→ DATA IN THIS EXERCISE
□ □ □ □ □ □ □

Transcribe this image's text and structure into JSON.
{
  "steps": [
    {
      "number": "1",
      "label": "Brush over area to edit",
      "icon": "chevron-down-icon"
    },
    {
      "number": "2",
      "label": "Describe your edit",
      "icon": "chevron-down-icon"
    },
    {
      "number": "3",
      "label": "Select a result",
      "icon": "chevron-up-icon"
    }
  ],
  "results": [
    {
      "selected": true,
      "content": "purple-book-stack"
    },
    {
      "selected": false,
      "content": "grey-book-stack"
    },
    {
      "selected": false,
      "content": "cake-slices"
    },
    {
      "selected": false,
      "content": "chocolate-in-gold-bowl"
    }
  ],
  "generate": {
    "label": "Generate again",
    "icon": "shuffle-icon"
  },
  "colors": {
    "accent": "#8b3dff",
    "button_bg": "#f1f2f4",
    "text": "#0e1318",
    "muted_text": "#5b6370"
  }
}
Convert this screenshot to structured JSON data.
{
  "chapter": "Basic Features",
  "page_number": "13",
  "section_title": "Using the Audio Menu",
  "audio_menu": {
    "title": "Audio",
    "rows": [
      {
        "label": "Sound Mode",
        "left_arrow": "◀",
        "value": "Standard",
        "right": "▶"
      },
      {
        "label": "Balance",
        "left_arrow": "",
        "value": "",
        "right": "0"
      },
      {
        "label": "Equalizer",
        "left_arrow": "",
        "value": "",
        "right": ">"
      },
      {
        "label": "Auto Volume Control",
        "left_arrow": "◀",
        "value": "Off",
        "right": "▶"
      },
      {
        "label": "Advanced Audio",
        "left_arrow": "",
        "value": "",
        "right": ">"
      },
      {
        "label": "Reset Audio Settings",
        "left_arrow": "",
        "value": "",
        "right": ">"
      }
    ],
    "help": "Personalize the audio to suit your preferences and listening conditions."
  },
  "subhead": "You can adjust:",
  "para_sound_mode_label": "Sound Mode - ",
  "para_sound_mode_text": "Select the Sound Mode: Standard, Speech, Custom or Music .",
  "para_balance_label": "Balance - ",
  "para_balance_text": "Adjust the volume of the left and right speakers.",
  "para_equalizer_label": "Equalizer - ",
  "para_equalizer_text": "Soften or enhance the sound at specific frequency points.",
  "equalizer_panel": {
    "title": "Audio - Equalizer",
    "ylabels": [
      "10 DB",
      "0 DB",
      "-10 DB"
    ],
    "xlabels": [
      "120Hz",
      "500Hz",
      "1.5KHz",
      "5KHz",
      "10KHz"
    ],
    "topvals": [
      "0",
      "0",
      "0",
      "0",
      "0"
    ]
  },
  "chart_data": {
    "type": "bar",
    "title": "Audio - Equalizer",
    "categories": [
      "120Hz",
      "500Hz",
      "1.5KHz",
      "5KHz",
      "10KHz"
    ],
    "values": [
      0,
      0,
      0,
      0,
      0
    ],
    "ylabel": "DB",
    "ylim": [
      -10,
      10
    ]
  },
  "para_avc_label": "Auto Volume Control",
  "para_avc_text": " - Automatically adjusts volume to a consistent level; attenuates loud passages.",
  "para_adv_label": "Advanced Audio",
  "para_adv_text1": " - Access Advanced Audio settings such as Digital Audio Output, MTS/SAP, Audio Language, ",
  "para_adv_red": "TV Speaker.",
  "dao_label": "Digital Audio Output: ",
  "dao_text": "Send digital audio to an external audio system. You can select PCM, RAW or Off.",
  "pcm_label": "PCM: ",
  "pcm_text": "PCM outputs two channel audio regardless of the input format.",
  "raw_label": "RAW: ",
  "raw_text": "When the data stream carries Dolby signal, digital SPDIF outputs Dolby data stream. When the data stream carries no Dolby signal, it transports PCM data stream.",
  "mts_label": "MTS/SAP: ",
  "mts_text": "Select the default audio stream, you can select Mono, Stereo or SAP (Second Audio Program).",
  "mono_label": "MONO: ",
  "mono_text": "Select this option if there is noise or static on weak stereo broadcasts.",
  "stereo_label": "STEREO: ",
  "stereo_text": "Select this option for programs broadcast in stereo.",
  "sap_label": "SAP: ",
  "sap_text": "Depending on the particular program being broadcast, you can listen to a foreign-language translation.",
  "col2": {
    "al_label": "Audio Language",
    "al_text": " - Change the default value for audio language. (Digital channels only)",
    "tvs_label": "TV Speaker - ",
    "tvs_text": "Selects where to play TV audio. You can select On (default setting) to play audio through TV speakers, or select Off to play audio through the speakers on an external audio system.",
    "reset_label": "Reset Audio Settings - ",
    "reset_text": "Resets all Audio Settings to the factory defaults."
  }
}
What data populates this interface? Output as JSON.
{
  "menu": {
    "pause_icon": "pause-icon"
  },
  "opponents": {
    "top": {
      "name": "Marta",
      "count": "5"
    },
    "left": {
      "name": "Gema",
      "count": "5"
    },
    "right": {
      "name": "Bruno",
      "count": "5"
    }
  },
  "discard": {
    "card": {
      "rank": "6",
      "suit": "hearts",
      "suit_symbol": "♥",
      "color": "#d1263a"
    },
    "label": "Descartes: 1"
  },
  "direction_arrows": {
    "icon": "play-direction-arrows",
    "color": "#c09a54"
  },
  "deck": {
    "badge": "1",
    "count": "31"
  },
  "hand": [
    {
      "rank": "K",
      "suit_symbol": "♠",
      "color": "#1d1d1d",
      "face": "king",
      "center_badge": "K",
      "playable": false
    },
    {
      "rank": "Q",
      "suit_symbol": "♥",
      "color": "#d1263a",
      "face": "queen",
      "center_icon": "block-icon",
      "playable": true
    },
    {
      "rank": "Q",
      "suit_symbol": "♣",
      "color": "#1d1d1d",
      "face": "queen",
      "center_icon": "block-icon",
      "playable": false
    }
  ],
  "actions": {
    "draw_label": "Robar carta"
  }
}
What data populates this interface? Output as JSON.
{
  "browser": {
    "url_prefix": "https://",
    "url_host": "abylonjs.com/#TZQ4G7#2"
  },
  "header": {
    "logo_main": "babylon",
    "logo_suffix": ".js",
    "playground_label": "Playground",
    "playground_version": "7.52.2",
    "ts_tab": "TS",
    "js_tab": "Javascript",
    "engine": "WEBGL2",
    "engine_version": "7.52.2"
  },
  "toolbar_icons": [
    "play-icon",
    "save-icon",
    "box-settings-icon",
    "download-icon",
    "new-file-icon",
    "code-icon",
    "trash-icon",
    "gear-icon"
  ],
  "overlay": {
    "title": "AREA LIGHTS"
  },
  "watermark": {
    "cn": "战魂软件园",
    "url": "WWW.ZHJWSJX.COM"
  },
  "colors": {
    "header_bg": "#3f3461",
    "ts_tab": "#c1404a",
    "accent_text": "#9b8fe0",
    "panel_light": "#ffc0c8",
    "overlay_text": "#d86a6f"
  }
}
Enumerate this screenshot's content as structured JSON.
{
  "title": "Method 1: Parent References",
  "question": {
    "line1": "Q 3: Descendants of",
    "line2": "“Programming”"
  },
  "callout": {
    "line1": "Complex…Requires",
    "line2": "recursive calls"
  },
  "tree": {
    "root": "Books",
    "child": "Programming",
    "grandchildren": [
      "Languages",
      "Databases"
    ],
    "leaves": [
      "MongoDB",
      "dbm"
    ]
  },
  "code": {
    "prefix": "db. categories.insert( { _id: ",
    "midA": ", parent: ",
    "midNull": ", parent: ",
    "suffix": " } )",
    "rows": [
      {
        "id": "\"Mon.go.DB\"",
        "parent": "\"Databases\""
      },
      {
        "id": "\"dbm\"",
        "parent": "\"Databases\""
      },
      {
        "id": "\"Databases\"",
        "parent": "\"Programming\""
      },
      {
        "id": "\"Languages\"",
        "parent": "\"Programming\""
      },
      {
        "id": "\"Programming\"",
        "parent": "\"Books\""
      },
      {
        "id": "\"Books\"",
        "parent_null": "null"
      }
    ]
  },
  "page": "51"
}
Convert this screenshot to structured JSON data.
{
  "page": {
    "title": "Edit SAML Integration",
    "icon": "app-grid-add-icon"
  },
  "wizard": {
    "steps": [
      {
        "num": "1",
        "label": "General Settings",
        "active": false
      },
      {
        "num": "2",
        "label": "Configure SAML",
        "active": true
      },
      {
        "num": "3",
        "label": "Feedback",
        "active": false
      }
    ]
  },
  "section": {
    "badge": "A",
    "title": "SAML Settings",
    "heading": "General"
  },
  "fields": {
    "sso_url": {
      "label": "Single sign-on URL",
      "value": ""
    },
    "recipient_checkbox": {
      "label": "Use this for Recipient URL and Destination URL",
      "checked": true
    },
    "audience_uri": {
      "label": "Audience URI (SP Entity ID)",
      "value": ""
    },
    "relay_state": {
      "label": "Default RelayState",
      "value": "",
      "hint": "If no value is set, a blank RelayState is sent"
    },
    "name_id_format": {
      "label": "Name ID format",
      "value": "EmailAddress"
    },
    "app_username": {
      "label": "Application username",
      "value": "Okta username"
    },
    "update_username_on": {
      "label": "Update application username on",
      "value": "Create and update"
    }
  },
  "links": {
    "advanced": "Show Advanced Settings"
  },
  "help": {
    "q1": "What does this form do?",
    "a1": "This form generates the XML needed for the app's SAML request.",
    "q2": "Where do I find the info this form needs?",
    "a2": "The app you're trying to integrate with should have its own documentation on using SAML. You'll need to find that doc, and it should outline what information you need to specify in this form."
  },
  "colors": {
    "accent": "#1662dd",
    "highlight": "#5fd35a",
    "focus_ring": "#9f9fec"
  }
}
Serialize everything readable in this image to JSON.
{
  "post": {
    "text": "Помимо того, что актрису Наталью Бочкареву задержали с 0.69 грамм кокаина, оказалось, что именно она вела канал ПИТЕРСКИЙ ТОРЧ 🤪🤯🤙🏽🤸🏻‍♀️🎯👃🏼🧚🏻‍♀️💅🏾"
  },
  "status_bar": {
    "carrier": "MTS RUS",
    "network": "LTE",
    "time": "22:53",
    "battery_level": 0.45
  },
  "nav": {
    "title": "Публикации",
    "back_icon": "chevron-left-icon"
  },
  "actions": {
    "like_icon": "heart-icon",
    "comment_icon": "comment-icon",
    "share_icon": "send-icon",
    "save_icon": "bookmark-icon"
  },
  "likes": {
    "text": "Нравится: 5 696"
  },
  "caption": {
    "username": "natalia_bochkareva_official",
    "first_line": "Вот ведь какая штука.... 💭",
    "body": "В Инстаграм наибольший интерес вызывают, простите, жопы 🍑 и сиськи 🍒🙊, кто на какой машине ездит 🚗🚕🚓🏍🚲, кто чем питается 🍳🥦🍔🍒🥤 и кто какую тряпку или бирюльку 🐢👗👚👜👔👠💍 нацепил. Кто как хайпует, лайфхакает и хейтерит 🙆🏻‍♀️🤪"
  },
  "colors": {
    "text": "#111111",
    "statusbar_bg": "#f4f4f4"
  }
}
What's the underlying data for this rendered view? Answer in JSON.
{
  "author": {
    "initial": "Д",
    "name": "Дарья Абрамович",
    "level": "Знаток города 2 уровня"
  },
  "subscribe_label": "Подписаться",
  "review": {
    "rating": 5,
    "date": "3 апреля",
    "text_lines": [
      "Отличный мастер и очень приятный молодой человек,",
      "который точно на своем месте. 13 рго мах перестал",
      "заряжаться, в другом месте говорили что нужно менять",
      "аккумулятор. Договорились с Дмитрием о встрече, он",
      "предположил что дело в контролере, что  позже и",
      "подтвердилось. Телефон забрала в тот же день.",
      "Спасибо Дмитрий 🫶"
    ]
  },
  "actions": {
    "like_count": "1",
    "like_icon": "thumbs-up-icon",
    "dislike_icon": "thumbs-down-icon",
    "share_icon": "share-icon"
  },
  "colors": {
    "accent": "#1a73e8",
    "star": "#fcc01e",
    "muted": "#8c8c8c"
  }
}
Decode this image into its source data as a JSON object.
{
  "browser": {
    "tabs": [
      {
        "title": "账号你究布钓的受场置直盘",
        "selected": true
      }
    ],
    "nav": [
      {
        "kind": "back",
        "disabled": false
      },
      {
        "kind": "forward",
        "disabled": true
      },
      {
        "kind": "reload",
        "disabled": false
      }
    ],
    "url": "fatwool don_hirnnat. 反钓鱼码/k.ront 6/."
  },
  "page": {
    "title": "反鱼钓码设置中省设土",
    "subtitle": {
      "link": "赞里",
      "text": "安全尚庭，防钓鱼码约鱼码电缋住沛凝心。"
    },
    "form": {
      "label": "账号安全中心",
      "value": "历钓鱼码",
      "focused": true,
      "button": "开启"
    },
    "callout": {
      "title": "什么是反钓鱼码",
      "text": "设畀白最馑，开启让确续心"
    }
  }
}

□ □ □ □ □ □ □

→ GIVEN PROBLEM
Find each line with the string "your" and copy it out.

→ WRITTEN SOLUTION
      "label": "Describe your edit",
    "help": "Personalize the audio to suit your preferences and listening conditions."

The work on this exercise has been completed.